┌──

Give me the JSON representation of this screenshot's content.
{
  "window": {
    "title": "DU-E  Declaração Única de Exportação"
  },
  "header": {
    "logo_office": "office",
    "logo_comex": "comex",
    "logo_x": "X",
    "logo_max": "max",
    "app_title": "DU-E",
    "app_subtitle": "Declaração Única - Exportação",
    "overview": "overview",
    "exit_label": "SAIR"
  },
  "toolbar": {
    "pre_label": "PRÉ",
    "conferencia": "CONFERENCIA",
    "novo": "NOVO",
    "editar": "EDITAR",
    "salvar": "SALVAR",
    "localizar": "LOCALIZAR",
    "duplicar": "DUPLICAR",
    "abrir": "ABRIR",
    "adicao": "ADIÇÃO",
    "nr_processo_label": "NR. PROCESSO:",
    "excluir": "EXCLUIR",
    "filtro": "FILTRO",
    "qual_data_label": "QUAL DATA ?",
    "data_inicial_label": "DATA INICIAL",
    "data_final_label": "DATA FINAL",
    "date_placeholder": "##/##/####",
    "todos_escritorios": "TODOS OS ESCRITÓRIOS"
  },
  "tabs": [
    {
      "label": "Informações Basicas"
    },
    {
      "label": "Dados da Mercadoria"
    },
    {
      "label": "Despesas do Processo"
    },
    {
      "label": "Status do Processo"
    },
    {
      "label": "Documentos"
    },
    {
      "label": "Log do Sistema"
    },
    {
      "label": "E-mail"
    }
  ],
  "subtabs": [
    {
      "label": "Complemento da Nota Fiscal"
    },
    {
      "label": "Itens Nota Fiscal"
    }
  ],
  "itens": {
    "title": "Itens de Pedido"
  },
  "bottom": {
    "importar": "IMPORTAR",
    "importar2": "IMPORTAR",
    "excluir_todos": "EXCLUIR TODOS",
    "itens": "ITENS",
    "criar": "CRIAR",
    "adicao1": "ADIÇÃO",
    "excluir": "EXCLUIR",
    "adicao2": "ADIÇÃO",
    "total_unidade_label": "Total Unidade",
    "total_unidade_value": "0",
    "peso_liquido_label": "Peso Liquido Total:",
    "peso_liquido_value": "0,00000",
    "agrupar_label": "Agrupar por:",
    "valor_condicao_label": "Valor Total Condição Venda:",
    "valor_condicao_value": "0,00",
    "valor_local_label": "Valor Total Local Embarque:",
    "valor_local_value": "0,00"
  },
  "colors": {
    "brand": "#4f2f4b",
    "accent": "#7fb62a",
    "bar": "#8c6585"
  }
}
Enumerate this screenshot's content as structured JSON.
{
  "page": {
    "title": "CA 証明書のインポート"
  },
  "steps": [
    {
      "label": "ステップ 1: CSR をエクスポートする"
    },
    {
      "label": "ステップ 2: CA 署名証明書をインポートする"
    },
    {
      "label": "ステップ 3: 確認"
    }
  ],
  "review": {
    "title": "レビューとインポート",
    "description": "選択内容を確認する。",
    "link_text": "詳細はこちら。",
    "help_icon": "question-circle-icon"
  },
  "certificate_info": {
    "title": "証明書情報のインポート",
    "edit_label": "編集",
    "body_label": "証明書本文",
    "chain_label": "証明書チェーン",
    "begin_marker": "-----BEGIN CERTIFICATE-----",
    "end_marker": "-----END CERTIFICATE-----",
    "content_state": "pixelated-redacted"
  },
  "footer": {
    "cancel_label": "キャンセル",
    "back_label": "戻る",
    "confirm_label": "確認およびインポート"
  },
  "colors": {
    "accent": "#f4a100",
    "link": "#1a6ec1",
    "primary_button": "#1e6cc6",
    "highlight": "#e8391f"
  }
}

└──

§ EXERCISE DIRECTIONS
Output the data above exactly, please, line for line.

§ OUTPUT FOR THIS EXERCISE
Give me the JSON representation of this screenshot's content.
{
  "window": {
    "title": "DU-E  Declaração Única de Exportação"
  },
  "header": {
    "logo_office": "office",
    "logo_comex": "comex",
    "logo_x": "X",
    "logo_max": "max",
    "app_title": "DU-E",
    "app_subtitle": "Declaração Única - Exportação",
    "overview": "overview",
    "exit_label": "SAIR"
  },
  "toolbar": {
    "pre_label": "PRÉ",
    "conferencia": "CONFERENCIA",
    "novo": "NOVO",
    "editar": "EDITAR",
    "salvar": "SALVAR",
    "localizar": "LOCALIZAR",
    "duplicar": "DUPLICAR",
    "abrir": "ABRIR",
    "adicao": "ADIÇÃO",
    "nr_processo_label": "NR. PROCESSO:",
    "excluir": "EXCLUIR",
    "filtro": "FILTRO",
    "qual_data_label": "QUAL DATA ?",
    "data_inicial_label": "DATA INICIAL",
    "data_final_label": "DATA FINAL",
    "date_placeholder": "##/##/####",
    "todos_escritorios": "TODOS OS ESCRITÓRIOS"
  },
  "tabs": [
    {
      "label": "Informações Basicas"
    },
    {
      "label": "Dados da Mercadoria"
    },
    {
      "label": "Despesas do Processo"
    },
    {
      "label": "Status do Processo"
    },
    {
      "label": "Documentos"
    },
    {
      "label": "Log do Sistema"
    },
    {
      "label": "E-mail"
    }
  ],
  "subtabs": [
    {
      "label": "Complemento da Nota Fiscal"
    },
    {
      "label": "Itens Nota Fiscal"
    }
  ],
  "itens": {
    "title": "Itens de Pedido"
  },
  "bottom": {
    "importar": "IMPORTAR",
    "importar2": "IMPORTAR",
    "excluir_todos": "EXCLUIR TODOS",
    "itens": "ITENS",
    "criar": "CRIAR",
    "adicao1": "ADIÇÃO",
    "excluir": "EXCLUIR",
    "adicao2": "ADIÇÃO",
    "total_unidade_label": "Total Unidade",
    "total_unidade_value": "0",
    "peso_liquido_label": "Peso Liquido Total:",
    "peso_liquido_value": "0,00000",
    "agrupar_label": "Agrupar por:",
    "valor_condicao_label": "Valor Total Condição Venda:",
    "valor_condicao_value": "0,00",
    "valor_local_label": "Valor Total Local Embarque:",
    "valor_local_value": "0,00"
  },
  "colors": {
    "brand": "#4f2f4b",
    "accent": "#7fb62a",
    "bar": "#8c6585"
  }
}
Enumerate this screenshot's content as structured JSON.
{
  "page": {
    "title": "CA 証明書のインポート"
  },
  "steps": [
    {
      "label": "ステップ 1: CSR をエクスポートする"
    },
    {
      "label": "ステップ 2: CA 署名証明書をインポートする"
    },
    {
      "label": "ステップ 3: 確認"
    }
  ],
  "review": {
    "title": "レビューとインポート",
    "description": "選択内容を確認する。",
    "link_text": "詳細はこちら。",
    "help_icon": "question-circle-icon"
  },
  "certificate_info": {
    "title": "証明書情報のインポート",
    "edit_label": "編集",
    "body_label": "証明書本文",
    "chain_label": "証明書チェーン",
    "begin_marker": "-----BEGIN CERTIFICATE-----",
    "end_marker": "-----END CERTIFICATE-----",
    "content_state": "pixelated-redacted"
  },
  "footer": {
    "cancel_label": "キャンセル",
    "back_label": "戻る",
    "confirm_label": "確認およびインポート"
  },
  "colors": {
    "accent": "#f4a100",
    "link": "#1a6ec1",
    "primary_button": "#1e6cc6",
    "highlight": "#e8391f"
  }
}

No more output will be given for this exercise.